**BRIEF:** Copy out every line that contains "pond".

**LISTING:**

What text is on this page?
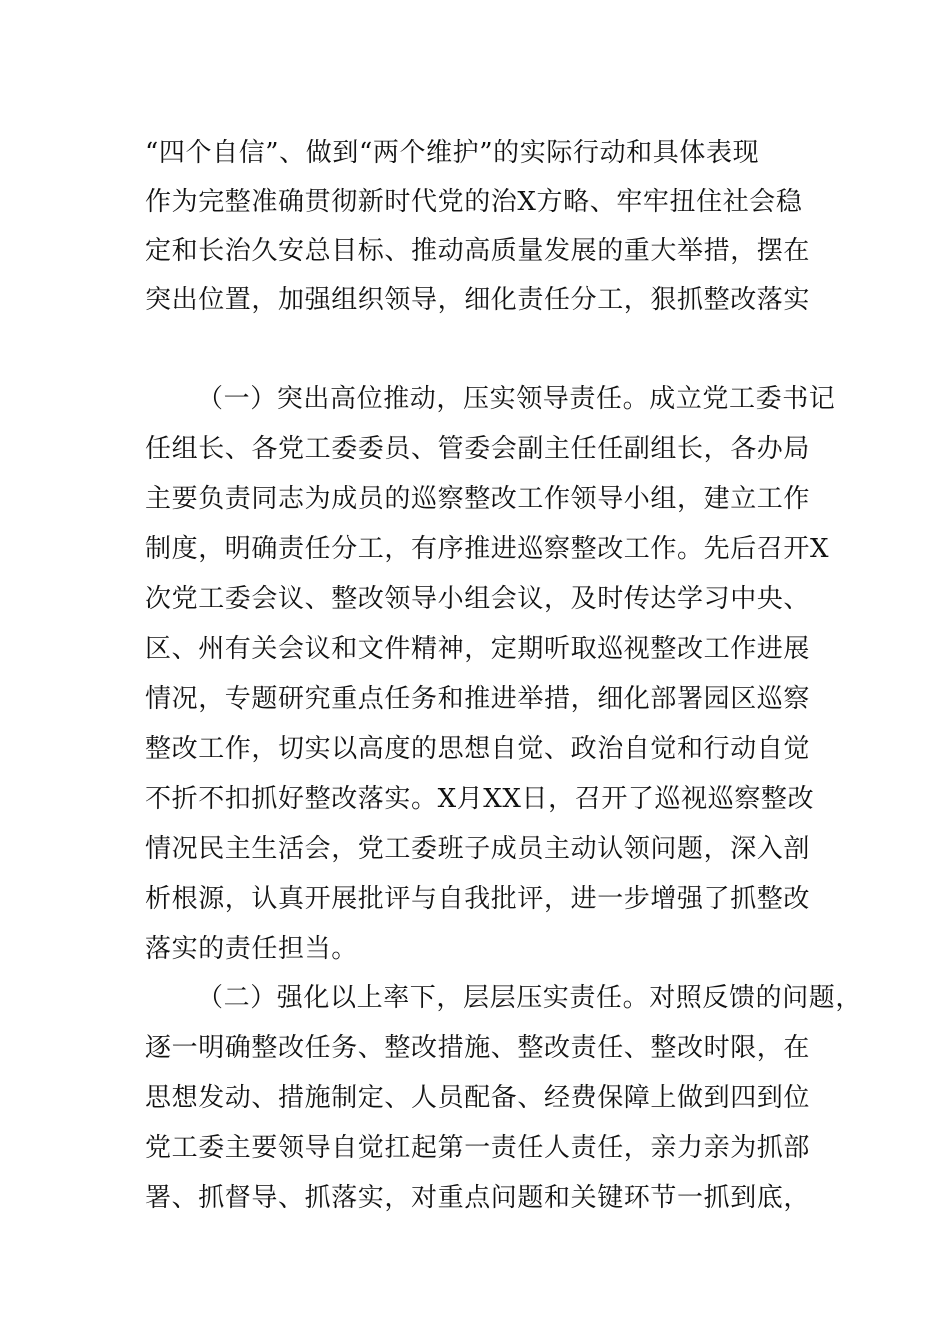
“四个自信”、做到“两个维护”的实际行动和具体表现
作为完整准确贯彻新时代党的治X方略、牢牢扭住社会稳
定和长治久安总目标、推动高质量发展的重大举措，摆在
突出位置，加强组织领导，细化责任分工，狠抓整改落实
（一）突出高位推动，压实领导责任。成立党工委书记
任组长、各党工委委员、管委会副主任任副组长，各办局
主要负责同志为成员的巡察整改工作领导小组，建立工作
制度，明确责任分工，有序推进巡察整改工作。先后召开X
次党工委会议、整改领导小组会议，及时传达学习中央、
区、州有关会议和文件精神，定期听取巡视整改工作进展
情况，专题研究重点任务和推进举措，细化部署园区巡察
整改工作，切实以高度的思想自觉、政治自觉和行动自觉
不折不扣抓好整改落实。X月XX日，召开了巡视巡察整改
情况民主生活会，党工委班子成员主动认领问题，深入剖
析根源，认真开展批评与自我批评，进一步增强了抓整改
落实的责任担当。
（二）强化以上率下，层层压实责任。对照反馈的问题，
逐一明确整改任务、整改措施、整改责任、整改时限，在
思想发动、措施制定、人员配备、经费保障上做到四到位
党工委主要领导自觉扛起第一责任人责任，亲力亲为抓部
署、抓督导、抓落实，对重点问题和关键环节一抓到底，
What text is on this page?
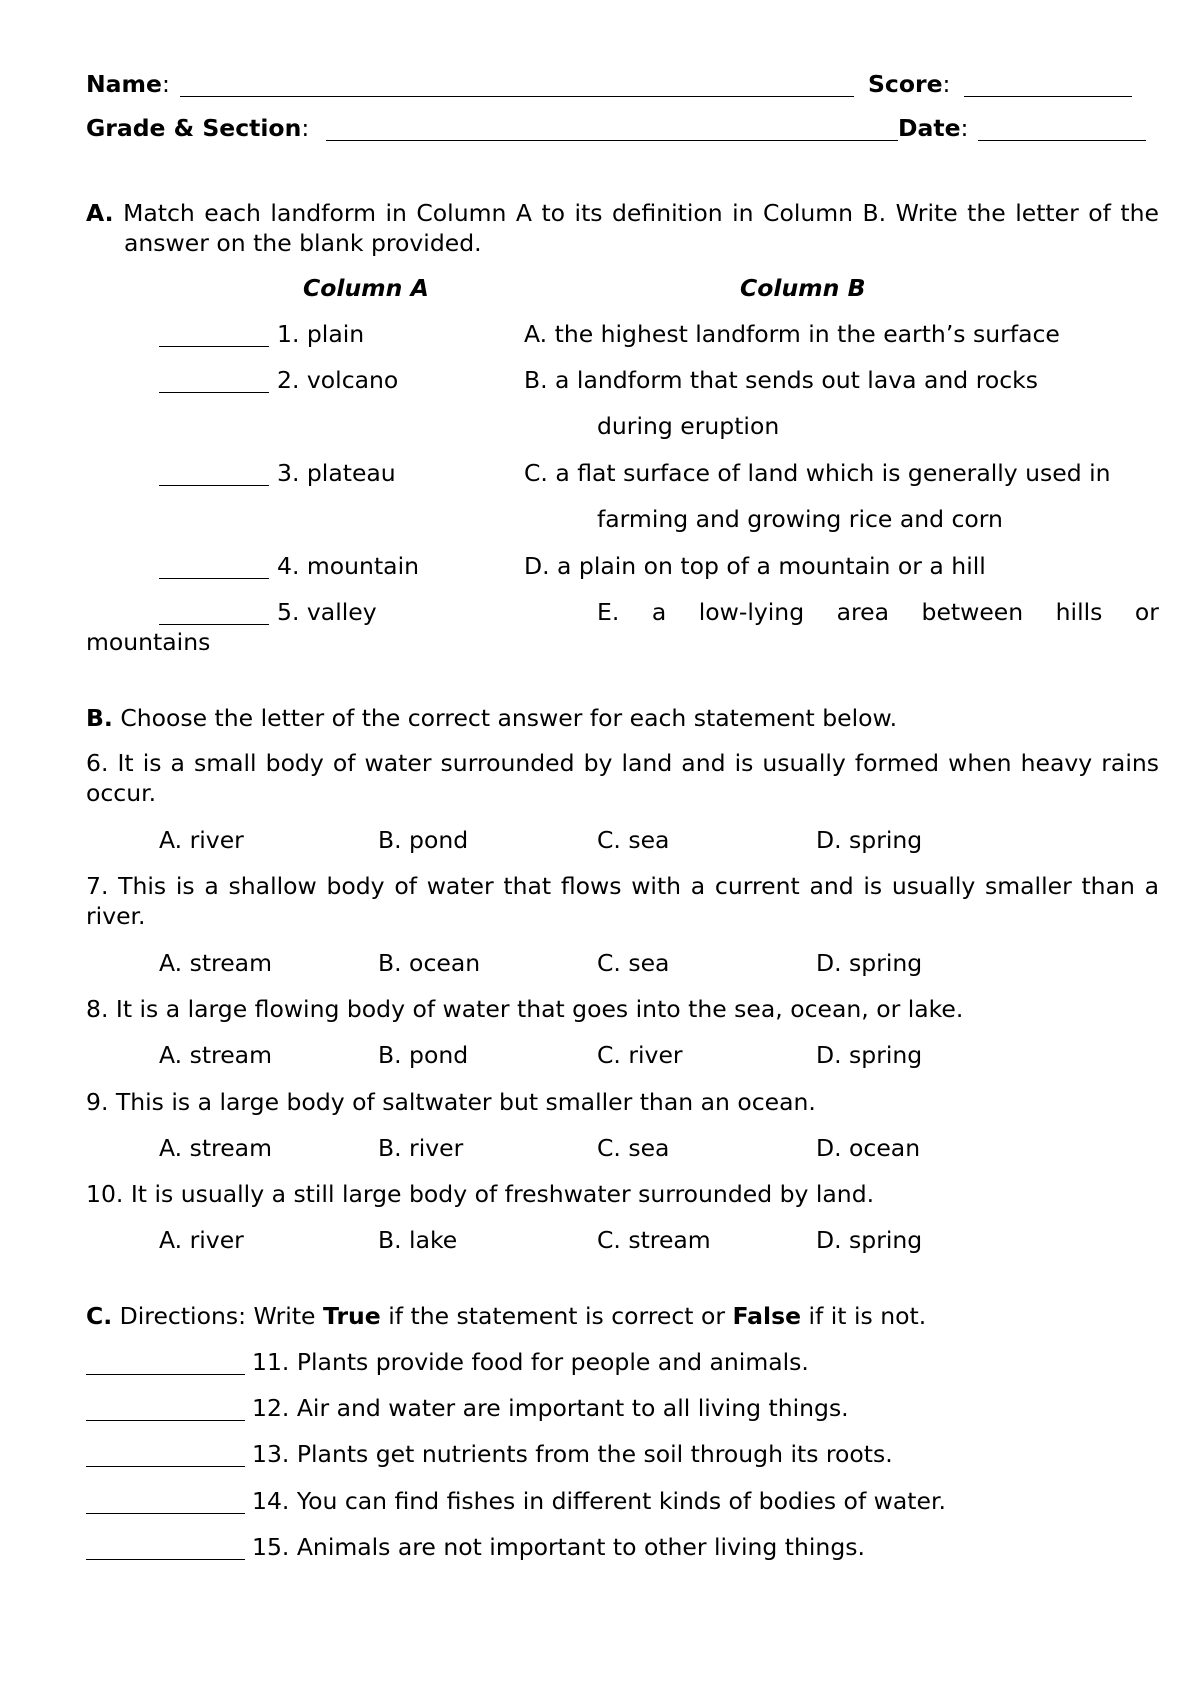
Name:	Score:
Grade & Section:	Date:
A. Match each landform in Column A to its definition in Column B. Write the letter of the answer on the blank provided.
Column A	Column B
1. plain	A. the highest landform in the earth’s surface
2. volcano	B. a landform that sends out lava and rocks
during eruption
3. plateau	C. a flat surface of land which is generally used in
farming and growing rice and corn
4. mountain	D. a plain on top of a mountain or a hill
5. valley	E. a low-lying area between hills or
mountains
B. Choose the letter of the correct answer for each statement below.
6. It is a small body of water surrounded by land and is usually formed when heavy rains occur.
A. river	B. pond	C. sea	D. spring
7. This is a shallow body of water that flows with a current and is usually smaller than a river.
A. stream	B. ocean	C. sea	D. spring
8. It is a large flowing body of water that goes into the sea, ocean, or lake.
A. stream	B. pond	C. river	D. spring
9. This is a large body of saltwater but smaller than an ocean.
A. stream	B. river	C. sea	D. ocean
10. It is usually a still large body of freshwater surrounded by land.
A. river	B. lake	C. stream	D. spring
C. Directions: Write True if the statement is correct or False if it is not.
11. Plants provide food for people and animals.
12. Air and water are important to all living things.
13. Plants get nutrients from the soil through its roots.
14. You can find fishes in different kinds of bodies of water.
15. Animals are not important to other living things.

**TASK SOLUTION:**
A. river	B. pond	C. sea	D. spring
A. stream	B. pond	C. river	D. spring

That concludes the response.